=== Listed entries ===

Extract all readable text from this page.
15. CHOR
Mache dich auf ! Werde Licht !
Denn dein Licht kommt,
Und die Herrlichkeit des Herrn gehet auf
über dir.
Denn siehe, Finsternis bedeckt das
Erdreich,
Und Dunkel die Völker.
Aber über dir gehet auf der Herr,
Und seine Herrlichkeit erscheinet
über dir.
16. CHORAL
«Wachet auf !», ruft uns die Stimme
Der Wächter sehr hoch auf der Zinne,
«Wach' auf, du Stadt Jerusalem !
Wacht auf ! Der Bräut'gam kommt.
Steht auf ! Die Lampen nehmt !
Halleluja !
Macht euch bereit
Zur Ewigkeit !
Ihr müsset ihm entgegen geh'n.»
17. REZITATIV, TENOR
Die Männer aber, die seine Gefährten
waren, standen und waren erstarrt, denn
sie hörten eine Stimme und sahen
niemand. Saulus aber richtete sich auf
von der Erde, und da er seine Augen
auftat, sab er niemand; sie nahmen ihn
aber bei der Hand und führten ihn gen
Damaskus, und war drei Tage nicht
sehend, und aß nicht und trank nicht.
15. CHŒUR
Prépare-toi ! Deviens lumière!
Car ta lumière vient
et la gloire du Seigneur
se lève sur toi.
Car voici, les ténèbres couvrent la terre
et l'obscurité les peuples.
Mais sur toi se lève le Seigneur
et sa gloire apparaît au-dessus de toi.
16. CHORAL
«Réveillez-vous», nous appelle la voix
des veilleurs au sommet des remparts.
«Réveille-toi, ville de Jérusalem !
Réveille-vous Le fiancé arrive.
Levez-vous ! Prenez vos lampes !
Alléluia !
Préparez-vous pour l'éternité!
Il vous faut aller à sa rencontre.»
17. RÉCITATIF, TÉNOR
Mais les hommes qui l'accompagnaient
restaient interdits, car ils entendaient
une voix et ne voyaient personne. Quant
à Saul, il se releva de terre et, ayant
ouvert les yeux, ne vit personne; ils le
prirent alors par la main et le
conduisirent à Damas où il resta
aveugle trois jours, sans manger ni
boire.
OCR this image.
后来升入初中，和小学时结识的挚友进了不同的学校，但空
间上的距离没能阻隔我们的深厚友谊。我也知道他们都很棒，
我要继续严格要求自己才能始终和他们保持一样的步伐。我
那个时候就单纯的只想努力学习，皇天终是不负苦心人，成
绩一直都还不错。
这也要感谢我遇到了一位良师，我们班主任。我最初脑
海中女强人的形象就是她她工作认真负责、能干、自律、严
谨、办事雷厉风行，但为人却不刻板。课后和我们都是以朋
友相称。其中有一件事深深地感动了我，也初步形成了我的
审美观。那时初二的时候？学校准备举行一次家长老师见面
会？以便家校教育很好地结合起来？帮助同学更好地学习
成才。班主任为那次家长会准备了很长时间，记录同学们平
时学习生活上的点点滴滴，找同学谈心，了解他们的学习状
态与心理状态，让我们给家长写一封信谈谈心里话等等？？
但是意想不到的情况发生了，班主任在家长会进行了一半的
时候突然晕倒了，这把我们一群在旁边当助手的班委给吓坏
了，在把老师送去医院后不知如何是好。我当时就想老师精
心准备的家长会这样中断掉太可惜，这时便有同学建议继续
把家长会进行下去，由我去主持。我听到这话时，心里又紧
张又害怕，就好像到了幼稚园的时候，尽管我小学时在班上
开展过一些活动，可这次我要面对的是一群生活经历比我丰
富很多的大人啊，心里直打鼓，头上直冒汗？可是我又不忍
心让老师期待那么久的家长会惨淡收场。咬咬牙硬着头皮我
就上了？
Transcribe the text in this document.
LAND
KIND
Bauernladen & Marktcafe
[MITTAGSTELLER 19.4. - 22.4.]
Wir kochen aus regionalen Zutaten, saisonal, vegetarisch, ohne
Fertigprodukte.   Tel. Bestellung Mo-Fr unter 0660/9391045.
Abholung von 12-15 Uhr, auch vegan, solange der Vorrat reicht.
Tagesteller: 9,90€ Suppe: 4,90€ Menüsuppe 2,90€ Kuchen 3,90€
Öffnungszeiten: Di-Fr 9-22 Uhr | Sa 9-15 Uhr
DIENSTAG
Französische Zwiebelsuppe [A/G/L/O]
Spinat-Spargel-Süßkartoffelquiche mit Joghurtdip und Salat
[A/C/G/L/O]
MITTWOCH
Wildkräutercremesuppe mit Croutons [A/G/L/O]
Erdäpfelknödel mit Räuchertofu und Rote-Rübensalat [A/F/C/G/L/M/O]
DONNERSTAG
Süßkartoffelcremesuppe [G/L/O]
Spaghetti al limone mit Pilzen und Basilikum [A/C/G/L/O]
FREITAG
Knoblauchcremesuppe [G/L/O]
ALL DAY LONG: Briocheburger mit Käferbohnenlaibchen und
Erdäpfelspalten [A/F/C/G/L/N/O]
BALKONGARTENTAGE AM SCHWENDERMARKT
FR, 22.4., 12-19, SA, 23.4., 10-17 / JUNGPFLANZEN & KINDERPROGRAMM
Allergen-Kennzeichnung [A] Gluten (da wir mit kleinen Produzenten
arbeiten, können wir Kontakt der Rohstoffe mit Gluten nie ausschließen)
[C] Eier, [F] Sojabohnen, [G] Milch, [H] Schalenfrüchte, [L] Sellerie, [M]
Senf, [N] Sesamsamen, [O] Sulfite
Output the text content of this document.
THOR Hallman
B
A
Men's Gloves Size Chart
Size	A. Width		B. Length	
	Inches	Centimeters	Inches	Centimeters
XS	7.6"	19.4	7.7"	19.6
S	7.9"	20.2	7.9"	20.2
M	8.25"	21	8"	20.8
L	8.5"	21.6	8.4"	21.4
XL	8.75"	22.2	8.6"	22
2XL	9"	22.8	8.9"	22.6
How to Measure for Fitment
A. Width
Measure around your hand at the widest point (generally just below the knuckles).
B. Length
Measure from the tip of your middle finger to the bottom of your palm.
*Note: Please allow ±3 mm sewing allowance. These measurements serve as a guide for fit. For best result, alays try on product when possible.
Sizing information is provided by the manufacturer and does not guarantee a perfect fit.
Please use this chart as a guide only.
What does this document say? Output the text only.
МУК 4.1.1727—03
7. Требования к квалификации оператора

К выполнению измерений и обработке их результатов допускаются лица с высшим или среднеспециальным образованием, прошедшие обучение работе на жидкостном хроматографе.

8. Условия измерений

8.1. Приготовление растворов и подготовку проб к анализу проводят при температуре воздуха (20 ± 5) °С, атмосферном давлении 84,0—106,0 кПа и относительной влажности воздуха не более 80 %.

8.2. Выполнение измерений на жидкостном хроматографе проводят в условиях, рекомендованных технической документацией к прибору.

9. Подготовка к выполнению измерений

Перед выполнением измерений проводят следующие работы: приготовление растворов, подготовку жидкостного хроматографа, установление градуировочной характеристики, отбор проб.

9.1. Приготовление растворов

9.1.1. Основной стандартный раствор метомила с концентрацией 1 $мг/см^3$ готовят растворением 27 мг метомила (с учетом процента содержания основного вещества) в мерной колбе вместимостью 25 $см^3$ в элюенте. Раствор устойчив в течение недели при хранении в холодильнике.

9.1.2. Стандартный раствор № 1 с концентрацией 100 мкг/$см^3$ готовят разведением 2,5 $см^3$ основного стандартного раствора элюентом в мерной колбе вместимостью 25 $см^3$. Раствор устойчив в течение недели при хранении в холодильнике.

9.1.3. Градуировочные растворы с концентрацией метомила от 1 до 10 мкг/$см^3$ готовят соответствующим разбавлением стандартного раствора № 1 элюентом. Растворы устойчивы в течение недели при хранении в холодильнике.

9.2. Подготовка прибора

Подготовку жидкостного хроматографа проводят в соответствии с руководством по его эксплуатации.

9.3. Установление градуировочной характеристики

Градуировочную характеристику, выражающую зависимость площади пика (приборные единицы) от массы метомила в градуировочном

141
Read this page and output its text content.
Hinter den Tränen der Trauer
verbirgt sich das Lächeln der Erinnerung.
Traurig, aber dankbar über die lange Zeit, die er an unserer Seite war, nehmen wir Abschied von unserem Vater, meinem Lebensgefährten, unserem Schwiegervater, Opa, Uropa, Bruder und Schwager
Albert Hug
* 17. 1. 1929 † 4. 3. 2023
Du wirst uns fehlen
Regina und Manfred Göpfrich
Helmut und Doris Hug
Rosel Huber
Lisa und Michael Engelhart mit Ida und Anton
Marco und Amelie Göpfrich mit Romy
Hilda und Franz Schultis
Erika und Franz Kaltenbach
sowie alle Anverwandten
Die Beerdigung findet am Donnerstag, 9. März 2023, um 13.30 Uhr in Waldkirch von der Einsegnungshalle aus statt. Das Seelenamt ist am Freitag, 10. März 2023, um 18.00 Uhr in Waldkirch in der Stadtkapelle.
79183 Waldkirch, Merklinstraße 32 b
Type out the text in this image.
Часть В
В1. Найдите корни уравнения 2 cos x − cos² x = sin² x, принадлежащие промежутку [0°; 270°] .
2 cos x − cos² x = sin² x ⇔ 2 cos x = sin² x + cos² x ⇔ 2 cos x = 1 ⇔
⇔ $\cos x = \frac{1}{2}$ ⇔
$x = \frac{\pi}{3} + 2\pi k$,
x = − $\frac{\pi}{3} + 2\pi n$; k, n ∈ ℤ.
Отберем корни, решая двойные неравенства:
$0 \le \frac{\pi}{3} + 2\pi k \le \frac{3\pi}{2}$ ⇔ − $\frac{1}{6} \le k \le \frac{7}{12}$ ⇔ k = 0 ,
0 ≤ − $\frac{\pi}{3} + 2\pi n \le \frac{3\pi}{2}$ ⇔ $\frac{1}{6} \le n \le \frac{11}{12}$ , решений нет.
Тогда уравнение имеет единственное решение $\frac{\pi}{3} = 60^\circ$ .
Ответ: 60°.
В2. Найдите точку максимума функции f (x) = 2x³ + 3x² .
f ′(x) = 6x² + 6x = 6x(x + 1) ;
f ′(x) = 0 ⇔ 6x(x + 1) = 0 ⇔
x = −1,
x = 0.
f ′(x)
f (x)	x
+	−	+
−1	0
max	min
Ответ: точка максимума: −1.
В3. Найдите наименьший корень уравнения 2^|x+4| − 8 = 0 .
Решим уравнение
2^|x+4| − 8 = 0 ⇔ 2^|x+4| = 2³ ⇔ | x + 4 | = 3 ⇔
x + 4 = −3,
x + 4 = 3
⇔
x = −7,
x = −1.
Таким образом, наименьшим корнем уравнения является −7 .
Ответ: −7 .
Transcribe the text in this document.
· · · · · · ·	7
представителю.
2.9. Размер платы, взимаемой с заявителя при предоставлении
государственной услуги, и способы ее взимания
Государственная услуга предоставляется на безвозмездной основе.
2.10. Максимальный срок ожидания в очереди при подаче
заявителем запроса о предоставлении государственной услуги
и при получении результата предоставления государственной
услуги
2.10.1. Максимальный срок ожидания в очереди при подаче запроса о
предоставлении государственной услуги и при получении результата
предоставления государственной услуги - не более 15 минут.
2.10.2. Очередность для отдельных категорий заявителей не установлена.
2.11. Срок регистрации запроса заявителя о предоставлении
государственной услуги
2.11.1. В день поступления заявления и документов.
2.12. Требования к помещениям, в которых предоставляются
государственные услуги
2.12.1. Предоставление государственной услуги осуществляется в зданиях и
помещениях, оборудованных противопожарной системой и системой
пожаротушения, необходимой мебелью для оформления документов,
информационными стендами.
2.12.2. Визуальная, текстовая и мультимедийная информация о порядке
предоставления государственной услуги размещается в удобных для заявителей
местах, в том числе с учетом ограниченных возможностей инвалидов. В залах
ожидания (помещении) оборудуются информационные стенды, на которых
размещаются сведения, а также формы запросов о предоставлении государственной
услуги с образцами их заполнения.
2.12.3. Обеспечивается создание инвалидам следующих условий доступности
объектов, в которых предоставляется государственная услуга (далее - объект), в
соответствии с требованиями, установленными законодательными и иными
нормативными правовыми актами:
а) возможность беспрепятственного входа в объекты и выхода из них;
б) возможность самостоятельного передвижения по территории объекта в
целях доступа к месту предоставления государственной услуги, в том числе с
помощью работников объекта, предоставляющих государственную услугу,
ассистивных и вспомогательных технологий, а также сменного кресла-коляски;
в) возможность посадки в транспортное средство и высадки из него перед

===

Find the lines above that include the string "this" and copy them.

Extract all readable text from this page.
OCR this image.
Transcribe the text in this document.
Output the text content of this document.
Please use this chart as a guide only.
What does this document say? Output the text only.
Read this page and output its text content.
Type out the text in this image.
Transcribe the text in this document.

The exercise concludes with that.